--- Input material ---

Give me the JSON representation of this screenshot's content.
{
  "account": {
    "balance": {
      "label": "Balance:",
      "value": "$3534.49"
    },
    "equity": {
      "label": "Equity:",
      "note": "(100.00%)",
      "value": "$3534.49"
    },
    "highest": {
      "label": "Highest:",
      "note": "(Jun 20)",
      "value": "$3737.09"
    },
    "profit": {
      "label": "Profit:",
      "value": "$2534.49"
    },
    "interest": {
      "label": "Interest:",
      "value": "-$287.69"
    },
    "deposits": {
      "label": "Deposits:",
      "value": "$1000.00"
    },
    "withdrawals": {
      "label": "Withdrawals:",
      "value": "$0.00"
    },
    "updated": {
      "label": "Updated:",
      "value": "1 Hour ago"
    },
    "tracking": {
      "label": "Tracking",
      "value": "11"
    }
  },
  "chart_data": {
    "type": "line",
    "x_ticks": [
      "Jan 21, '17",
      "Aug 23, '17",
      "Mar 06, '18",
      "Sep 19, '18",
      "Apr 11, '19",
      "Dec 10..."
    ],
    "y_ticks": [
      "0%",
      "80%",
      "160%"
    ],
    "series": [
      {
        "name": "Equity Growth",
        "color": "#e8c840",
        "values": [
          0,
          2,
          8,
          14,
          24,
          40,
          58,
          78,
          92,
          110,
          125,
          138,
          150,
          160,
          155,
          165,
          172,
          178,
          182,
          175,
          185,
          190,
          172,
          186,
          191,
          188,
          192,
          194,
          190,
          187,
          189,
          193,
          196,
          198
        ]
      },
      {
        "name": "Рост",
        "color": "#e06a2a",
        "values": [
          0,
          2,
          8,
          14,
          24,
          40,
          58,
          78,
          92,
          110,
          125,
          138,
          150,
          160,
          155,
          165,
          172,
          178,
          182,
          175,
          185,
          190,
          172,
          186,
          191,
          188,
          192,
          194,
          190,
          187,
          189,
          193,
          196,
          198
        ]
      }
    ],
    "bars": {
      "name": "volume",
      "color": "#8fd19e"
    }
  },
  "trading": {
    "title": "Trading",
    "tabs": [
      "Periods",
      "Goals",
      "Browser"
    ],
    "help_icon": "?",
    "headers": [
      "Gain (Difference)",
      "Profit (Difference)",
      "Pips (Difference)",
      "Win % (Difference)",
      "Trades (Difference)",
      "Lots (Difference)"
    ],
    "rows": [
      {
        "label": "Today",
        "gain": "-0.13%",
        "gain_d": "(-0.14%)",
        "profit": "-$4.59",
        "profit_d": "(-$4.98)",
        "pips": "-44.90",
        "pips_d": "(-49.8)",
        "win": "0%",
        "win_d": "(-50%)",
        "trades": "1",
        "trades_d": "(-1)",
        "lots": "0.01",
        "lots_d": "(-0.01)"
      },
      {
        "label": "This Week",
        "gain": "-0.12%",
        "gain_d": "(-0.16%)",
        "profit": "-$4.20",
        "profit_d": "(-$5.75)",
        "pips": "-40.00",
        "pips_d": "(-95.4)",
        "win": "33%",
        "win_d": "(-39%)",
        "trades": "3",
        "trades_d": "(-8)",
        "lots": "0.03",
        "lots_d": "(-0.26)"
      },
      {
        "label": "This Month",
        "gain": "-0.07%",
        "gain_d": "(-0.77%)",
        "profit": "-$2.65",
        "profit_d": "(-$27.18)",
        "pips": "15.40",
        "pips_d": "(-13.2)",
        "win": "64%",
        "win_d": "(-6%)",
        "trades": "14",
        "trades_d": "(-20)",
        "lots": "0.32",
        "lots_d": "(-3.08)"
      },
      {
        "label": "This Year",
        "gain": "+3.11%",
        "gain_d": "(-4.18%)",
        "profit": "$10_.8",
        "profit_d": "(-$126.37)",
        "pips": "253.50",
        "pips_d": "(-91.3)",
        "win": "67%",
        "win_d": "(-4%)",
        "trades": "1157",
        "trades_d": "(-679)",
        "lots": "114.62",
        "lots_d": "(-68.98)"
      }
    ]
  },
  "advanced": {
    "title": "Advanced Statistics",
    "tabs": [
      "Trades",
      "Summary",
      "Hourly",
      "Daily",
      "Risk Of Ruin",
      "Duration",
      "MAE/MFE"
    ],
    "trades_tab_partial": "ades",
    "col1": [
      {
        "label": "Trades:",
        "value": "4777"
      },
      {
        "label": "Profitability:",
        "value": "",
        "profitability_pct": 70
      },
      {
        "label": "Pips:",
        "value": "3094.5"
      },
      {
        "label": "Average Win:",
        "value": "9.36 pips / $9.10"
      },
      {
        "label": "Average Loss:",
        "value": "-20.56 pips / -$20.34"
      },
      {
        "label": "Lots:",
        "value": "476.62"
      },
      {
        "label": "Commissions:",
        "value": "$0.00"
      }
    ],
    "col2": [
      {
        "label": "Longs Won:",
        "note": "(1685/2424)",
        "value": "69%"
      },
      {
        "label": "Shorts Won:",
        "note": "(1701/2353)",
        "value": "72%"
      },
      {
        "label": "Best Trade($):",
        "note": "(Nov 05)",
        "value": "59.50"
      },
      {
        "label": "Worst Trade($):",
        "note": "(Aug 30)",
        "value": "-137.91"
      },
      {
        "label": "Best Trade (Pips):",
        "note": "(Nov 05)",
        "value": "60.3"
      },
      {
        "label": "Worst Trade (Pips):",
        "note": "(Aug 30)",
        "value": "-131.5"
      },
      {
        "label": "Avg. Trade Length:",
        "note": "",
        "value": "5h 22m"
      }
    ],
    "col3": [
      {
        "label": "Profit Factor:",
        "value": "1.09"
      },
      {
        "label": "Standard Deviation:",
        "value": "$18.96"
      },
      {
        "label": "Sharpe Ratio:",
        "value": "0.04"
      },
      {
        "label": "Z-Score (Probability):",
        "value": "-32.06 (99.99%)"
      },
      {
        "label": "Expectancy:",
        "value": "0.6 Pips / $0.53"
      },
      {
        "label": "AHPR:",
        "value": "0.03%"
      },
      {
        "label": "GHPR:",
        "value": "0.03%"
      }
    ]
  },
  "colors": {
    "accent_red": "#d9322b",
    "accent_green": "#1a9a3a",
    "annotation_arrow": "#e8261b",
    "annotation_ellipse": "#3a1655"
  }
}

---

* [Task requirements]
From the records above, extract every entry verbatim.

* [Result for this task]
Give me the JSON representation of this screenshot's content.
{
  "account": {
    "balance": {
      "label": "Balance:",
      "value": "$3534.49"
    },
    "equity": {
      "label": "Equity:",
      "note": "(100.00%)",
      "value": "$3534.49"
    },
    "highest": {
      "label": "Highest:",
      "note": "(Jun 20)",
      "value": "$3737.09"
    },
    "profit": {
      "label": "Profit:",
      "value": "$2534.49"
    },
    "interest": {
      "label": "Interest:",
      "value": "-$287.69"
    },
    "deposits": {
      "label": "Deposits:",
      "value": "$1000.00"
    },
    "withdrawals": {
      "label": "Withdrawals:",
      "value": "$0.00"
    },
    "updated": {
      "label": "Updated:",
      "value": "1 Hour ago"
    },
    "tracking": {
      "label": "Tracking",
      "value": "11"
    }
  },
  "chart_data": {
    "type": "line",
    "x_ticks": [
      "Jan 21, '17",
      "Aug 23, '17",
      "Mar 06, '18",
      "Sep 19, '18",
      "Apr 11, '19",
      "Dec 10..."
    ],
    "y_ticks": [
      "0%",
      "80%",
      "160%"
    ],
    "series": [
      {
        "name": "Equity Growth",
        "color": "#e8c840",
        "values": [
          0,
          2,
          8,
          14,
          24,
          40,
          58,
          78,
          92,
          110,
          125,
          138,
          150,
          160,
          155,
          165,
          172,
          178,
          182,
          175,
          185,
          190,
          172,
          186,
          191,
          188,
          192,
          194,
          190,
          187,
          189,
          193,
          196,
          198
        ]
      },
      {
        "name": "Рост",
        "color": "#e06a2a",
        "values": [
          0,
          2,
          8,
          14,
          24,
          40,
          58,
          78,
          92,
          110,
          125,
          138,
          150,
          160,
          155,
          165,
          172,
          178,
          182,
          175,
          185,
          190,
          172,
          186,
          191,
          188,
          192,
          194,
          190,
          187,
          189,
          193,
          196,
          198
        ]
      }
    ],
    "bars": {
      "name": "volume",
      "color": "#8fd19e"
    }
  },
  "trading": {
    "title": "Trading",
    "tabs": [
      "Periods",
      "Goals",
      "Browser"
    ],
    "help_icon": "?",
    "headers": [
      "Gain (Difference)",
      "Profit (Difference)",
      "Pips (Difference)",
      "Win % (Difference)",
      "Trades (Difference)",
      "Lots (Difference)"
    ],
    "rows": [
      {
        "label": "Today",
        "gain": "-0.13%",
        "gain_d": "(-0.14%)",
        "profit": "-$4.59",
        "profit_d": "(-$4.98)",
        "pips": "-44.90",
        "pips_d": "(-49.8)",
        "win": "0%",
        "win_d": "(-50%)",
        "trades": "1",
        "trades_d": "(-1)",
        "lots": "0.01",
        "lots_d": "(-0.01)"
      },
      {
        "label": "This Week",
        "gain": "-0.12%",
        "gain_d": "(-0.16%)",
        "profit": "-$4.20",
        "profit_d": "(-$5.75)",
        "pips": "-40.00",
        "pips_d": "(-95.4)",
        "win": "33%",
        "win_d": "(-39%)",
        "trades": "3",
        "trades_d": "(-8)",
        "lots": "0.03",
        "lots_d": "(-0.26)"
      },
      {
        "label": "This Month",
        "gain": "-0.07%",
        "gain_d": "(-0.77%)",
        "profit": "-$2.65",
        "profit_d": "(-$27.18)",
        "pips": "15.40",
        "pips_d": "(-13.2)",
        "win": "64%",
        "win_d": "(-6%)",
        "trades": "14",
        "trades_d": "(-20)",
        "lots": "0.32",
        "lots_d": "(-3.08)"
      },
      {
        "label": "This Year",
        "gain": "+3.11%",
        "gain_d": "(-4.18%)",
        "profit": "$10_.8",
        "profit_d": "(-$126.37)",
        "pips": "253.50",
        "pips_d": "(-91.3)",
        "win": "67%",
        "win_d": "(-4%)",
        "trades": "1157",
        "trades_d": "(-679)",
        "lots": "114.62",
        "lots_d": "(-68.98)"
      }
    ]
  },
  "advanced": {
    "title": "Advanced Statistics",
    "tabs": [
      "Trades",
      "Summary",
      "Hourly",
      "Daily",
      "Risk Of Ruin",
      "Duration",
      "MAE/MFE"
    ],
    "trades_tab_partial": "ades",
    "col1": [
      {
        "label": "Trades:",
        "value": "4777"
      },
      {
        "label": "Profitability:",
        "value": "",
        "profitability_pct": 70
      },
      {
        "label": "Pips:",
        "value": "3094.5"
      },
      {
        "label": "Average Win:",
        "value": "9.36 pips / $9.10"
      },
      {
        "label": "Average Loss:",
        "value": "-20.56 pips / -$20.34"
      },
      {
        "label": "Lots:",
        "value": "476.62"
      },
      {
        "label": "Commissions:",
        "value": "$0.00"
      }
    ],
    "col2": [
      {
        "label": "Longs Won:",
        "note": "(1685/2424)",
        "value": "69%"
      },
      {
        "label": "Shorts Won:",
        "note": "(1701/2353)",
        "value": "72%"
      },
      {
        "label": "Best Trade($):",
        "note": "(Nov 05)",
        "value": "59.50"
      },
      {
        "label": "Worst Trade($):",
        "note": "(Aug 30)",
        "value": "-137.91"
      },
      {
        "label": "Best Trade (Pips):",
        "note": "(Nov 05)",
        "value": "60.3"
      },
      {
        "label": "Worst Trade (Pips):",
        "note": "(Aug 30)",
        "value": "-131.5"
      },
      {
        "label": "Avg. Trade Length:",
        "note": "",
        "value": "5h 22m"
      }
    ],
    "col3": [
      {
        "label": "Profit Factor:",
        "value": "1.09"
      },
      {
        "label": "Standard Deviation:",
        "value": "$18.96"
      },
      {
        "label": "Sharpe Ratio:",
        "value": "0.04"
      },
      {
        "label": "Z-Score (Probability):",
        "value": "-32.06 (99.99%)"
      },
      {
        "label": "Expectancy:",
        "value": "0.6 Pips / $0.53"
      },
      {
        "label": "AHPR:",
        "value": "0.03%"
      },
      {
        "label": "GHPR:",
        "value": "0.03%"
      }
    ]
  },
  "colors": {
    "accent_red": "#d9322b",
    "accent_green": "#1a9a3a",
    "annotation_arrow": "#e8261b",
    "annotation_ellipse": "#3a1655"
  }
}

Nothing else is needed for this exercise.